- The problem:
Extract every line of the material that holds the string "JSON".

++++

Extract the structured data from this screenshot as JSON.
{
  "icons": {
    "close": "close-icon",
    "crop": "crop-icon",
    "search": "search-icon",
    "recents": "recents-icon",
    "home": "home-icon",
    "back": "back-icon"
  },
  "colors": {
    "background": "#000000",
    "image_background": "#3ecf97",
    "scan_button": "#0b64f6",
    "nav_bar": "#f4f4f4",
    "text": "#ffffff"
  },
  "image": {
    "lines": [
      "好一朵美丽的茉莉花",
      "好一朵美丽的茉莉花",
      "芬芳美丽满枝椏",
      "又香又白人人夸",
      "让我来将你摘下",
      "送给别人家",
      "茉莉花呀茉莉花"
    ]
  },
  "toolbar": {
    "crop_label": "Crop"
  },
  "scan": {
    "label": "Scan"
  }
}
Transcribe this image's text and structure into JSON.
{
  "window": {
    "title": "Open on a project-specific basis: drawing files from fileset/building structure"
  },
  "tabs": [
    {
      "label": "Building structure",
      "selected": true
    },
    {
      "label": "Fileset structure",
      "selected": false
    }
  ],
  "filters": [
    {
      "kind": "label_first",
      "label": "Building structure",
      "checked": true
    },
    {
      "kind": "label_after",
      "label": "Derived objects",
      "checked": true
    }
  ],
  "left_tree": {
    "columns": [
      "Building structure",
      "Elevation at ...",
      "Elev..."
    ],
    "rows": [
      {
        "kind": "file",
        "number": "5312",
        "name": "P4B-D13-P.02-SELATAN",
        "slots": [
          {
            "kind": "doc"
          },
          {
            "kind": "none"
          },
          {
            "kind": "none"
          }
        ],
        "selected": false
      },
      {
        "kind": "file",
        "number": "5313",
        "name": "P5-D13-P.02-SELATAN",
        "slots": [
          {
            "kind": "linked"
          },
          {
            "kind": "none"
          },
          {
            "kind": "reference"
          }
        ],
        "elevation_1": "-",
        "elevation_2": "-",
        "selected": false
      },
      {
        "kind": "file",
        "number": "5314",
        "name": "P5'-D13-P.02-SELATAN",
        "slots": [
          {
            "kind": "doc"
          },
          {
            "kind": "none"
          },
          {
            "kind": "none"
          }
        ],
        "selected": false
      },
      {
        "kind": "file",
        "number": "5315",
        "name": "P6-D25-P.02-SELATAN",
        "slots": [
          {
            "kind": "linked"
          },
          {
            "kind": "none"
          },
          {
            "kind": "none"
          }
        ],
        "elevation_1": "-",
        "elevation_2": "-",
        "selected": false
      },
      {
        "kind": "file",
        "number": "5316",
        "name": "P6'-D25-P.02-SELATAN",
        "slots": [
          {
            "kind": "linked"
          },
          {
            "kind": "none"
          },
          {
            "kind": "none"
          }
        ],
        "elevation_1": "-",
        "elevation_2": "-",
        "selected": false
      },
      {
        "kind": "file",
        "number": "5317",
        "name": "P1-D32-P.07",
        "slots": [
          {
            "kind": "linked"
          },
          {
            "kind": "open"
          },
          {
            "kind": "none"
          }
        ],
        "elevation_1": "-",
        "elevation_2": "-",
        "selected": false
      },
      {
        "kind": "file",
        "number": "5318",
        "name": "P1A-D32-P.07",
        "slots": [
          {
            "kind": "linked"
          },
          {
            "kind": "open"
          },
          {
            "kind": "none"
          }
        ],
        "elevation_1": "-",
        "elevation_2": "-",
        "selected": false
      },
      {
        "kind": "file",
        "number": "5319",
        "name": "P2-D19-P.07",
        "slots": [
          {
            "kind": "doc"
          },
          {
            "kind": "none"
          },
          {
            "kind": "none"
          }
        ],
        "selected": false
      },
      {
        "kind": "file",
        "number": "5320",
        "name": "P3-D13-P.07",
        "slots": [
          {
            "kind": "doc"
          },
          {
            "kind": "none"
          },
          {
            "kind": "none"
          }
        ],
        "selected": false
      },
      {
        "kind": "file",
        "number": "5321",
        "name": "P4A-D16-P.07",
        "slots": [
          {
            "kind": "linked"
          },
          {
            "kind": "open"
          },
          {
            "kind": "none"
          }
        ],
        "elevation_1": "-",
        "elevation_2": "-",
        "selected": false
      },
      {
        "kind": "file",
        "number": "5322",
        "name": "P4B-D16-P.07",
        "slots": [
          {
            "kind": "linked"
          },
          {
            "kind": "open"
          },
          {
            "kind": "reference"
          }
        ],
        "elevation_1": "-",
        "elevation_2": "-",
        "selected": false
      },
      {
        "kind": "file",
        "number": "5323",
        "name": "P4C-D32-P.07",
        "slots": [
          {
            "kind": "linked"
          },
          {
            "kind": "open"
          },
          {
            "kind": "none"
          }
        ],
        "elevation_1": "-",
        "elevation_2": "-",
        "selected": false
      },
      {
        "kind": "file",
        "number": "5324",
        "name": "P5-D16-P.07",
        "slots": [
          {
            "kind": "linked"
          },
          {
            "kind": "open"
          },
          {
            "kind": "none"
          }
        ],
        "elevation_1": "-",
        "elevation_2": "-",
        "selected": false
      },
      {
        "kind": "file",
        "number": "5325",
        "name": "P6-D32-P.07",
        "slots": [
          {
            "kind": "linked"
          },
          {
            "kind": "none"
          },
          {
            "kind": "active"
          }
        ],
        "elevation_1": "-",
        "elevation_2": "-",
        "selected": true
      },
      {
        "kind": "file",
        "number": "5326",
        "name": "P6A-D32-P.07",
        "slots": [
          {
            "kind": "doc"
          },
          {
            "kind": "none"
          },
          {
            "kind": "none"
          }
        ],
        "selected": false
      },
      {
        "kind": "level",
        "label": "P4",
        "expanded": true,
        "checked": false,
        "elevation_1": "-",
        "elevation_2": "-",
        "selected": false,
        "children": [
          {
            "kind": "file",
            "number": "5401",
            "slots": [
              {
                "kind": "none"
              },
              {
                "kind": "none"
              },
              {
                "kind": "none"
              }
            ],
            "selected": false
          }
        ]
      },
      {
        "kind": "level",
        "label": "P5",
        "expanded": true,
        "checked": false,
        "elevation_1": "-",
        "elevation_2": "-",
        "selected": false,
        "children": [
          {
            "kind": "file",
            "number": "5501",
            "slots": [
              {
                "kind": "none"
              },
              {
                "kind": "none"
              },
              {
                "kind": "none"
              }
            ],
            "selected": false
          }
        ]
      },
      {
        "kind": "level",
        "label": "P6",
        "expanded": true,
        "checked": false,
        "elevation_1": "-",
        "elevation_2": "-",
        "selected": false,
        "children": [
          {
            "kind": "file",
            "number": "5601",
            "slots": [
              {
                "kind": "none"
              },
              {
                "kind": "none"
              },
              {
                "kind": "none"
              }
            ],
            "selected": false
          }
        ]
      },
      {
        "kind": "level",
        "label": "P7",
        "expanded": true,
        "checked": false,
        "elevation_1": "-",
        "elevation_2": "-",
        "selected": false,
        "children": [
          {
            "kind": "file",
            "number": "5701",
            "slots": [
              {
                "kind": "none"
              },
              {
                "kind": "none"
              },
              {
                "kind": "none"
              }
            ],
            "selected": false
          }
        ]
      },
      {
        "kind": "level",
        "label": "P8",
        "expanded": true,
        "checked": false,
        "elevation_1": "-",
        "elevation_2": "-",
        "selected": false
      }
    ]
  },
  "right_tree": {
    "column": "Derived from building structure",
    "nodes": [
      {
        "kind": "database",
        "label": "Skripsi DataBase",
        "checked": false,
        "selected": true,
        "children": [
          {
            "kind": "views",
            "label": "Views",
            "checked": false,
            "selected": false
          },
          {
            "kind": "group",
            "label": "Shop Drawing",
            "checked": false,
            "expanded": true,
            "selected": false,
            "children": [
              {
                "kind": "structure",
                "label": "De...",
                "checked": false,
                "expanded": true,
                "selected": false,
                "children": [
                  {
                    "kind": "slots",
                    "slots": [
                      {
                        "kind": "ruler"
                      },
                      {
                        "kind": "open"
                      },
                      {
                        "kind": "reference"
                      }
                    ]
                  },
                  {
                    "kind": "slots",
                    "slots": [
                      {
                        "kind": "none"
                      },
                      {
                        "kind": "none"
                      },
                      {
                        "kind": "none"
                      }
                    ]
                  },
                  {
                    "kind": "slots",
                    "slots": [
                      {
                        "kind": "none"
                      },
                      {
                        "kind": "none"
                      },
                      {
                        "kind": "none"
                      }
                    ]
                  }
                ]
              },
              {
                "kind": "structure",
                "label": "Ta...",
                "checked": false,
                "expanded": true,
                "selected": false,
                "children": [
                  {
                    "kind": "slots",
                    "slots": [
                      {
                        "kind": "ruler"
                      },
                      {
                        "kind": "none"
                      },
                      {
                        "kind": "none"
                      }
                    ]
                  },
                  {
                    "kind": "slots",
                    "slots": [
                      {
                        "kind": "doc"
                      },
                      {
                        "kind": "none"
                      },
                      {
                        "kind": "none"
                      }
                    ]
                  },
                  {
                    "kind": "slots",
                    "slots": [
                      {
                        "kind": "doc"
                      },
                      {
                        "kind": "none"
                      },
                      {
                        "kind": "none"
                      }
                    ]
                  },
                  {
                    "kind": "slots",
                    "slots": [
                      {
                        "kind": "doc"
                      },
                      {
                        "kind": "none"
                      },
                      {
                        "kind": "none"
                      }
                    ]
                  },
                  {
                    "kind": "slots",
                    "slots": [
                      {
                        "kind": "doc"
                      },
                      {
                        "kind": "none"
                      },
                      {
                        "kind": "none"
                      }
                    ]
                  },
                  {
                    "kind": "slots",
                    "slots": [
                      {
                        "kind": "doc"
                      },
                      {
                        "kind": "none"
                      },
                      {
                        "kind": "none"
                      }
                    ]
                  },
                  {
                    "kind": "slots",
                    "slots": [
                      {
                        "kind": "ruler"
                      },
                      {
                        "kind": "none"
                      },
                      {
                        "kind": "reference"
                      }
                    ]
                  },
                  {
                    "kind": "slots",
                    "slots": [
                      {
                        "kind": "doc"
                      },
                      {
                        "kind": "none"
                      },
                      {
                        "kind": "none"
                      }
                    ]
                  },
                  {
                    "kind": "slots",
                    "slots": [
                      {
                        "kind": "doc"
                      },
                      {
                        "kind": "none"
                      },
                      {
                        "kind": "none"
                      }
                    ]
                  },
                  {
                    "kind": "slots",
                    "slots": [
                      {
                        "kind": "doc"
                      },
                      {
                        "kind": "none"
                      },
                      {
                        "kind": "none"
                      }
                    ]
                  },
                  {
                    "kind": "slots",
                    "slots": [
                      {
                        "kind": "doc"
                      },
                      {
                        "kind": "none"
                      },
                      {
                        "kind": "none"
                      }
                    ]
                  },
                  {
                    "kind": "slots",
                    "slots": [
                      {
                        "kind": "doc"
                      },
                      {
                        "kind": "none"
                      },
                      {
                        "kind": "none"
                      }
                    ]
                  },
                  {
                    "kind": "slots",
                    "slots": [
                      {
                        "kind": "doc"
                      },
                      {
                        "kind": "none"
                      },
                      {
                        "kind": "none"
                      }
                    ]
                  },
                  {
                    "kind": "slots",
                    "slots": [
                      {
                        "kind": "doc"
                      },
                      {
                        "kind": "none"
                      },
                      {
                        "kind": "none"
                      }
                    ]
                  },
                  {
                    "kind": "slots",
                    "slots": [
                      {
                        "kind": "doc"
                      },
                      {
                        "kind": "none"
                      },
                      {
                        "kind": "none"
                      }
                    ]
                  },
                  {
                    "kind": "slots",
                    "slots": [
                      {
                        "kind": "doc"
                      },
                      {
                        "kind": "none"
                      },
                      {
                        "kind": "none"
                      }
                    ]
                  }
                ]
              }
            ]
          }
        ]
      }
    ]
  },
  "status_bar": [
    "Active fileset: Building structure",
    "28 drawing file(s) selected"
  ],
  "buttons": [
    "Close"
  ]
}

++++

- Answer for this exercise:
Extract the structured data from this screenshot as JSON.
Transcribe this image's text and structure into JSON.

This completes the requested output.